### [Aim]
Drop the images; return everything else in the listing below exactly.

Saved data entries:

^^^^^^^^

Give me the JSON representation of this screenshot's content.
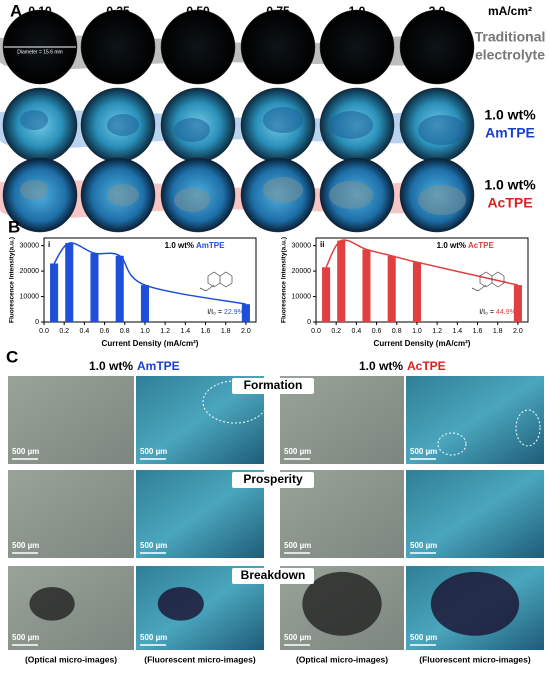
{
  "panel_a": {
    "label": "A",
    "columns": [
      "0.10",
      "0.25",
      "0.50",
      "0.75",
      "1.0",
      "2.0"
    ],
    "unit": "mA/cm²",
    "diameter_note": "Diameter = 15.6 mm",
    "rows": [
      [
        "Traditional",
        "electrolyte"
      ],
      [
        "1.0 wt%",
        "AmTPE"
      ],
      [
        "1.0 wt%",
        "AcTPE"
      ]
    ]
  },
  "panel_b": {
    "label": "B"
  },
  "chart_data": [
    {
      "type": "bar",
      "label": "i",
      "annotation": [
        "1.0 wt%",
        "AmTPE"
      ],
      "ratio_text": "I/I₀ =",
      "ratio_value": "22.9%",
      "x": [
        0.1,
        0.25,
        0.5,
        0.75,
        1.0,
        2.0
      ],
      "values": [
        23000,
        31000,
        27000,
        26000,
        14500,
        7000
      ],
      "color": "#1f4fd8",
      "xlim": [
        0,
        2.1
      ],
      "ylim": [
        0,
        33000
      ],
      "xticks": [
        {
          "value": 0,
          "label": "0.0"
        },
        0.2,
        0.4,
        0.6,
        0.8,
        {
          "value": 1,
          "label": "1.0"
        },
        1.2,
        1.4,
        1.6,
        1.8,
        {
          "value": 2,
          "label": "2.0"
        }
      ],
      "yticks": [
        0,
        10000,
        20000,
        30000
      ],
      "xlabel": "Current Density (mA/cm²)",
      "ylabel": "Fluorescence Intensity(a.u.)"
    },
    {
      "type": "bar",
      "label": "ii",
      "annotation": [
        "1.0 wt%",
        "AcTPE"
      ],
      "ratio_text": "I/I₀ =",
      "ratio_value": "44.9%",
      "x": [
        0.1,
        0.25,
        0.5,
        0.75,
        1.0,
        2.0
      ],
      "values": [
        21500,
        32000,
        28500,
        26000,
        23500,
        14500
      ],
      "color": "#e04040",
      "xlim": [
        0,
        2.1
      ],
      "ylim": [
        0,
        33000
      ],
      "xticks": [
        {
          "value": 0,
          "label": "0.0"
        },
        0.2,
        0.4,
        0.6,
        0.8,
        {
          "value": 1,
          "label": "1.0"
        },
        1.2,
        1.4,
        1.6,
        1.8,
        {
          "value": 2,
          "label": "2.0"
        }
      ],
      "yticks": [
        0,
        10000,
        20000,
        30000
      ],
      "xlabel": "Current Density (mA/cm²)",
      "ylabel": "Fluorescence Intensity(a.u.)"
    }
  ],
  "panel_c": {
    "label": "C",
    "headers": [
      [
        "1.0 wt%",
        "AmTPE"
      ],
      [
        "1.0 wt%",
        "AcTPE"
      ]
    ],
    "stages": [
      "Formation",
      "Prosperity",
      "Breakdown"
    ],
    "scale_bar": "500 µm",
    "captions": [
      "(Optical micro-images)",
      "(Fluorescent micro-images)",
      "(Optical micro-images)",
      "(Fluorescent micro-images)"
    ]
  }
}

^^^^^^^^

### [Answer to this problem]
Give me the JSON representation of this screenshot's content.
{
  "panel_a": {
    "label": "A",
    "columns": [
      "0.10",
      "0.25",
      "0.50",
      "0.75",
      "1.0",
      "2.0"
    ],
    "unit": "mA/cm²",
    "diameter_note": "Diameter = 15.6 mm",
    "rows": [
      [
        "Traditional",
        "electrolyte"
      ],
      [
        "1.0 wt%",
        "AmTPE"
      ],
      [
        "1.0 wt%",
        "AcTPE"
      ]
    ]
  },
  "panel_b": {
    "label": "B"
  },
  "chart_data": [
    {
      "type": "bar",
      "label": "i",
      "annotation": [
        "1.0 wt%",
        "AmTPE"
      ],
      "ratio_text": "I/I₀ =",
      "ratio_value": "22.9%",
      "x": [
        0.1,
        0.25,
        0.5,
        0.75,
        1.0,
        2.0
      ],
      "values": [
        23000,
        31000,
        27000,
        26000,
        14500,
        7000
      ],
      "color": "#1f4fd8",
      "xlim": [
        0,
        2.1
      ],
      "ylim": [
        0,
        33000
      ],
      "xticks": [
        {
          "value": 0,
          "label": "0.0"
        },
        0.2,
        0.4,
        0.6,
        0.8,
        {
          "value": 1,
          "label": "1.0"
        },
        1.2,
        1.4,
        1.6,
        1.8,
        {
          "value": 2,
          "label": "2.0"
        }
      ],
      "yticks": [
        0,
        10000,
        20000,
        30000
      ],
      "xlabel": "Current Density (mA/cm²)",
      "ylabel": "Fluorescence Intensity(a.u.)"
    },
    {
      "type": "bar",
      "label": "ii",
      "annotation": [
        "1.0 wt%",
        "AcTPE"
      ],
      "ratio_text": "I/I₀ =",
      "ratio_value": "44.9%",
      "x": [
        0.1,
        0.25,
        0.5,
        0.75,
        1.0,
        2.0
      ],
      "values": [
        21500,
        32000,
        28500,
        26000,
        23500,
        14500
      ],
      "color": "#e04040",
      "xlim": [
        0,
        2.1
      ],
      "ylim": [
        0,
        33000
      ],
      "xticks": [
        {
          "value": 0,
          "label": "0.0"
        },
        0.2,
        0.4,
        0.6,
        0.8,
        {
          "value": 1,
          "label": "1.0"
        },
        1.2,
        1.4,
        1.6,
        1.8,
        {
          "value": 2,
          "label": "2.0"
        }
      ],
      "yticks": [
        0,
        10000,
        20000,
        30000
      ],
      "xlabel": "Current Density (mA/cm²)",
      "ylabel": "Fluorescence Intensity(a.u.)"
    }
  ],
  "panel_c": {
    "label": "C",
    "headers": [
      [
        "1.0 wt%",
        "AmTPE"
      ],
      [
        "1.0 wt%",
        "AcTPE"
      ]
    ],
    "stages": [
      "Formation",
      "Prosperity",
      "Breakdown"
    ],
    "scale_bar": "500 µm",
    "captions": [
      "(Optical micro-images)",
      "(Fluorescent micro-images)",
      "(Optical micro-images)",
      "(Fluorescent micro-images)"
    ]
  }
}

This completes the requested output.